### Objective
Copy out every record below, word for word.
** BEGIN Data rows **
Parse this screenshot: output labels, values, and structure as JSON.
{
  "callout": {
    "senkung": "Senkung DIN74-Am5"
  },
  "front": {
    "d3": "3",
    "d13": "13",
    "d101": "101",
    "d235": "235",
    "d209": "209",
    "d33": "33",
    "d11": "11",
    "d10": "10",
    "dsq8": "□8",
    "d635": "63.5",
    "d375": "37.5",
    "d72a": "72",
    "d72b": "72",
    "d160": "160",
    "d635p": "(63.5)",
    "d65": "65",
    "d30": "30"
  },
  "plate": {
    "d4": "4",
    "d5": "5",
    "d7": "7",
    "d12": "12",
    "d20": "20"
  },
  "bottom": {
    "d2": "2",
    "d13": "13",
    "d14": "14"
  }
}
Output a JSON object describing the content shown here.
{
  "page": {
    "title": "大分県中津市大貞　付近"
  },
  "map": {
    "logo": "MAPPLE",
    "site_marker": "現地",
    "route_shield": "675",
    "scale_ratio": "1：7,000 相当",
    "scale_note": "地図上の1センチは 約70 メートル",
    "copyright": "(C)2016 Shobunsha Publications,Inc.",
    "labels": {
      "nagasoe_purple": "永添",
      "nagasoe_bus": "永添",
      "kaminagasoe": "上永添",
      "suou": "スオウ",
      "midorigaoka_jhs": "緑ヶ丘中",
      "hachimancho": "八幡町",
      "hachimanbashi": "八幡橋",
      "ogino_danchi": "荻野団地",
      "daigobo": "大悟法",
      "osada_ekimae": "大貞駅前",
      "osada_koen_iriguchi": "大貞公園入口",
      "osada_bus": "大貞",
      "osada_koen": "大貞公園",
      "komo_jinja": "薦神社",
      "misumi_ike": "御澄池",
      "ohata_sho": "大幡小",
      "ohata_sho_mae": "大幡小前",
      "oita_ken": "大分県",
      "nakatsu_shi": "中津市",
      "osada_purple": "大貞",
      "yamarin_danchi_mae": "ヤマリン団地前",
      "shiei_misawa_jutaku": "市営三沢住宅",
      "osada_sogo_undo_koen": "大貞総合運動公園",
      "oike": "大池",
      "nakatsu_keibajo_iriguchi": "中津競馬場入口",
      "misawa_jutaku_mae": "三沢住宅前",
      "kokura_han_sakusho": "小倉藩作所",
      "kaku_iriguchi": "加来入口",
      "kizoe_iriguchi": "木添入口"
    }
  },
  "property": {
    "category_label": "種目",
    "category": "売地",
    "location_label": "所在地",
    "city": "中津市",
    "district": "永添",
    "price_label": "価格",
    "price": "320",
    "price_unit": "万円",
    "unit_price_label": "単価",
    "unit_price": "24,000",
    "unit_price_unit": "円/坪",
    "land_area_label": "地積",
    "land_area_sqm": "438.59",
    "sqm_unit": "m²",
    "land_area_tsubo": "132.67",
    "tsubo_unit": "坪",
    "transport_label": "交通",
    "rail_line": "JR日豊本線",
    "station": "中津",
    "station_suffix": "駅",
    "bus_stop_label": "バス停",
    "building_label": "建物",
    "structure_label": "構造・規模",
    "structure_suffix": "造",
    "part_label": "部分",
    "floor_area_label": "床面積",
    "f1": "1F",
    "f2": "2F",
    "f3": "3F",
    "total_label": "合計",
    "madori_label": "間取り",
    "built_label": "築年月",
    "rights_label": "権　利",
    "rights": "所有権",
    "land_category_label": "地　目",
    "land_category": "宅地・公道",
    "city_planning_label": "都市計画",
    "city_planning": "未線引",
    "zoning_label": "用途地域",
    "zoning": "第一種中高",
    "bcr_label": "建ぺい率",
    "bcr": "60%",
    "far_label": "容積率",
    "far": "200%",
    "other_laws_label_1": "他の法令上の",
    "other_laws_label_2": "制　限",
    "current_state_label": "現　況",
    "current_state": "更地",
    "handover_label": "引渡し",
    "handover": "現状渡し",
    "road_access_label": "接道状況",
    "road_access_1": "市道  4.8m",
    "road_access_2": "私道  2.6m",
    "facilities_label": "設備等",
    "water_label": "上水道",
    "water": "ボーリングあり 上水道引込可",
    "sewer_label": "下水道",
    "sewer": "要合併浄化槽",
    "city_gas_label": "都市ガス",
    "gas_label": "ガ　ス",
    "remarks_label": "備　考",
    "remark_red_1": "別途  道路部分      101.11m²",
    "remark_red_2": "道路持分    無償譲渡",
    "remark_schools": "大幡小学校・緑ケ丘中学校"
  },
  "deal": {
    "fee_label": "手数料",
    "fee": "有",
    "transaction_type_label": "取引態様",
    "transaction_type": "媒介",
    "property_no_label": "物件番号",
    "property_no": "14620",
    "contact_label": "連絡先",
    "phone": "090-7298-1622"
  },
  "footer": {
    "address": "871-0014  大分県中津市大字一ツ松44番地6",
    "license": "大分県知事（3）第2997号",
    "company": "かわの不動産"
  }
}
** END Data rows **
### Reply
Parse this screenshot: output labels, values, and structure as JSON.
{
  "callout": {
    "senkung": "Senkung DIN74-Am5"
  },
  "front": {
    "d3": "3",
    "d13": "13",
    "d101": "101",
    "d235": "235",
    "d209": "209",
    "d33": "33",
    "d11": "11",
    "d10": "10",
    "dsq8": "□8",
    "d635": "63.5",
    "d375": "37.5",
    "d72a": "72",
    "d72b": "72",
    "d160": "160",
    "d635p": "(63.5)",
    "d65": "65",
    "d30": "30"
  },
  "plate": {
    "d4": "4",
    "d5": "5",
    "d7": "7",
    "d12": "12",
    "d20": "20"
  },
  "bottom": {
    "d2": "2",
    "d13": "13",
    "d14": "14"
  }
}
Output a JSON object describing the content shown here.
{
  "page": {
    "title": "大分県中津市大貞　付近"
  },
  "map": {
    "logo": "MAPPLE",
    "site_marker": "現地",
    "route_shield": "675",
    "scale_ratio": "1：7,000 相当",
    "scale_note": "地図上の1センチは 約70 メートル",
    "copyright": "(C)2016 Shobunsha Publications,Inc.",
    "labels": {
      "nagasoe_purple": "永添",
      "nagasoe_bus": "永添",
      "kaminagasoe": "上永添",
      "suou": "スオウ",
      "midorigaoka_jhs": "緑ヶ丘中",
      "hachimancho": "八幡町",
      "hachimanbashi": "八幡橋",
      "ogino_danchi": "荻野団地",
      "daigobo": "大悟法",
      "osada_ekimae": "大貞駅前",
      "osada_koen_iriguchi": "大貞公園入口",
      "osada_bus": "大貞",
      "osada_koen": "大貞公園",
      "komo_jinja": "薦神社",
      "misumi_ike": "御澄池",
      "ohata_sho": "大幡小",
      "ohata_sho_mae": "大幡小前",
      "oita_ken": "大分県",
      "nakatsu_shi": "中津市",
      "osada_purple": "大貞",
      "yamarin_danchi_mae": "ヤマリン団地前",
      "shiei_misawa_jutaku": "市営三沢住宅",
      "osada_sogo_undo_koen": "大貞総合運動公園",
      "oike": "大池",
      "nakatsu_keibajo_iriguchi": "中津競馬場入口",
      "misawa_jutaku_mae": "三沢住宅前",
      "kokura_han_sakusho": "小倉藩作所",
      "kaku_iriguchi": "加来入口",
      "kizoe_iriguchi": "木添入口"
    }
  },
  "property": {
    "category_label": "種目",
    "category": "売地",
    "location_label": "所在地",
    "city": "中津市",
    "district": "永添",
    "price_label": "価格",
    "price": "320",
    "price_unit": "万円",
    "unit_price_label": "単価",
    "unit_price": "24,000",
    "unit_price_unit": "円/坪",
    "land_area_label": "地積",
    "land_area_sqm": "438.59",
    "sqm_unit": "m²",
    "land_area_tsubo": "132.67",
    "tsubo_unit": "坪",
    "transport_label": "交通",
    "rail_line": "JR日豊本線",
    "station": "中津",
    "station_suffix": "駅",
    "bus_stop_label": "バス停",
    "building_label": "建物",
    "structure_label": "構造・規模",
    "structure_suffix": "造",
    "part_label": "部分",
    "floor_area_label": "床面積",
    "f1": "1F",
    "f2": "2F",
    "f3": "3F",
    "total_label": "合計",
    "madori_label": "間取り",
    "built_label": "築年月",
    "rights_label": "権　利",
    "rights": "所有権",
    "land_category_label": "地　目",
    "land_category": "宅地・公道",
    "city_planning_label": "都市計画",
    "city_planning": "未線引",
    "zoning_label": "用途地域",
    "zoning": "第一種中高",
    "bcr_label": "建ぺい率",
    "bcr": "60%",
    "far_label": "容積率",
    "far": "200%",
    "other_laws_label_1": "他の法令上の",
    "other_laws_label_2": "制　限",
    "current_state_label": "現　況",
    "current_state": "更地",
    "handover_label": "引渡し",
    "handover": "現状渡し",
    "road_access_label": "接道状況",
    "road_access_1": "市道  4.8m",
    "road_access_2": "私道  2.6m",
    "facilities_label": "設備等",
    "water_label": "上水道",
    "water": "ボーリングあり 上水道引込可",
    "sewer_label": "下水道",
    "sewer": "要合併浄化槽",
    "city_gas_label": "都市ガス",
    "gas_label": "ガ　ス",
    "remarks_label": "備　考",
    "remark_red_1": "別途  道路部分      101.11m²",
    "remark_red_2": "道路持分    無償譲渡",
    "remark_schools": "大幡小学校・緑ケ丘中学校"
  },
  "deal": {
    "fee_label": "手数料",
    "fee": "有",
    "transaction_type_label": "取引態様",
    "transaction_type": "媒介",
    "property_no_label": "物件番号",
    "property_no": "14620",
    "contact_label": "連絡先",
    "phone": "090-7298-1622"
  },
  "footer": {
    "address": "871-0014  大分県中津市大字一ツ松44番地6",
    "license": "大分県知事（3）第2997号",
    "company": "かわの不動産"
  }
}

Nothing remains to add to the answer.